■ **Instructions for the task**:
Quote the data below in full, please, without altering anything.

begin Data records

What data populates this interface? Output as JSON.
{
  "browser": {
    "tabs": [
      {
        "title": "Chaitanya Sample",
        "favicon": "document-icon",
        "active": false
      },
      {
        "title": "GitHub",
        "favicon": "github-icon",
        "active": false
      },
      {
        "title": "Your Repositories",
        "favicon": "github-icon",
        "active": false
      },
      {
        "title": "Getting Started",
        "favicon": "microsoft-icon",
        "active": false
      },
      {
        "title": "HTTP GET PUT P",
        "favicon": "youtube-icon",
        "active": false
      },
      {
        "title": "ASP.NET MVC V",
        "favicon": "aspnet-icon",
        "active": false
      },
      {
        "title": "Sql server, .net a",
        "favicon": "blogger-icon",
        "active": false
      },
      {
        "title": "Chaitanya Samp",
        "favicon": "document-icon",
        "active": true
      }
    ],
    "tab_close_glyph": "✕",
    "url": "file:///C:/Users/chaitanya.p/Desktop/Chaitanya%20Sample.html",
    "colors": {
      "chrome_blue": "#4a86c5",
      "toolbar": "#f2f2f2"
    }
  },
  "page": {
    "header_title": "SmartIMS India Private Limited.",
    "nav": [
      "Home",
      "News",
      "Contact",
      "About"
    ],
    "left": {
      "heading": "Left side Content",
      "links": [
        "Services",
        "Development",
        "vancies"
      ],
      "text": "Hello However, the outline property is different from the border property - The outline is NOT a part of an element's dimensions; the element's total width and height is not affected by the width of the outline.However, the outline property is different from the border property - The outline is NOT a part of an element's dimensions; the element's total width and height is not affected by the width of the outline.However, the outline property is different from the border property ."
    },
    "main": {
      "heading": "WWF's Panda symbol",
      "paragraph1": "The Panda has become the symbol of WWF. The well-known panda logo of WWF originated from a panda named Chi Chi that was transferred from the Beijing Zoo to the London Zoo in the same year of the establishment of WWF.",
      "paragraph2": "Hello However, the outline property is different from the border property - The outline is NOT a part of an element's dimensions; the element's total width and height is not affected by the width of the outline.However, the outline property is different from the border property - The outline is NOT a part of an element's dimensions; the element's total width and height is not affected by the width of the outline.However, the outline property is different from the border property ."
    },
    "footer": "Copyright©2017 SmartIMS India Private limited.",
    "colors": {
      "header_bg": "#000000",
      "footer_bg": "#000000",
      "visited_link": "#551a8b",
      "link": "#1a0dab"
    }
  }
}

end Data records

■ **Complete response**:
What data populates this interface? Output as JSON.
{
  "browser": {
    "tabs": [
      {
        "title": "Chaitanya Sample",
        "favicon": "document-icon",
        "active": false
      },
      {
        "title": "GitHub",
        "favicon": "github-icon",
        "active": false
      },
      {
        "title": "Your Repositories",
        "favicon": "github-icon",
        "active": false
      },
      {
        "title": "Getting Started",
        "favicon": "microsoft-icon",
        "active": false
      },
      {
        "title": "HTTP GET PUT P",
        "favicon": "youtube-icon",
        "active": false
      },
      {
        "title": "ASP.NET MVC V",
        "favicon": "aspnet-icon",
        "active": false
      },
      {
        "title": "Sql server, .net a",
        "favicon": "blogger-icon",
        "active": false
      },
      {
        "title": "Chaitanya Samp",
        "favicon": "document-icon",
        "active": true
      }
    ],
    "tab_close_glyph": "✕",
    "url": "file:///C:/Users/chaitanya.p/Desktop/Chaitanya%20Sample.html",
    "colors": {
      "chrome_blue": "#4a86c5",
      "toolbar": "#f2f2f2"
    }
  },
  "page": {
    "header_title": "SmartIMS India Private Limited.",
    "nav": [
      "Home",
      "News",
      "Contact",
      "About"
    ],
    "left": {
      "heading": "Left side Content",
      "links": [
        "Services",
        "Development",
        "vancies"
      ],
      "text": "Hello However, the outline property is different from the border property - The outline is NOT a part of an element's dimensions; the element's total width and height is not affected by the width of the outline.However, the outline property is different from the border property - The outline is NOT a part of an element's dimensions; the element's total width and height is not affected by the width of the outline.However, the outline property is different from the border property ."
    },
    "main": {
      "heading": "WWF's Panda symbol",
      "paragraph1": "The Panda has become the symbol of WWF. The well-known panda logo of WWF originated from a panda named Chi Chi that was transferred from the Beijing Zoo to the London Zoo in the same year of the establishment of WWF.",
      "paragraph2": "Hello However, the outline property is different from the border property - The outline is NOT a part of an element's dimensions; the element's total width and height is not affected by the width of the outline.However, the outline property is different from the border property - The outline is NOT a part of an element's dimensions; the element's total width and height is not affected by the width of the outline.However, the outline property is different from the border property ."
    },
    "footer": "Copyright©2017 SmartIMS India Private limited.",
    "colors": {
      "header_bg": "#000000",
      "footer_bg": "#000000",
      "visited_link": "#551a8b",
      "link": "#1a0dab"
    }
  }
}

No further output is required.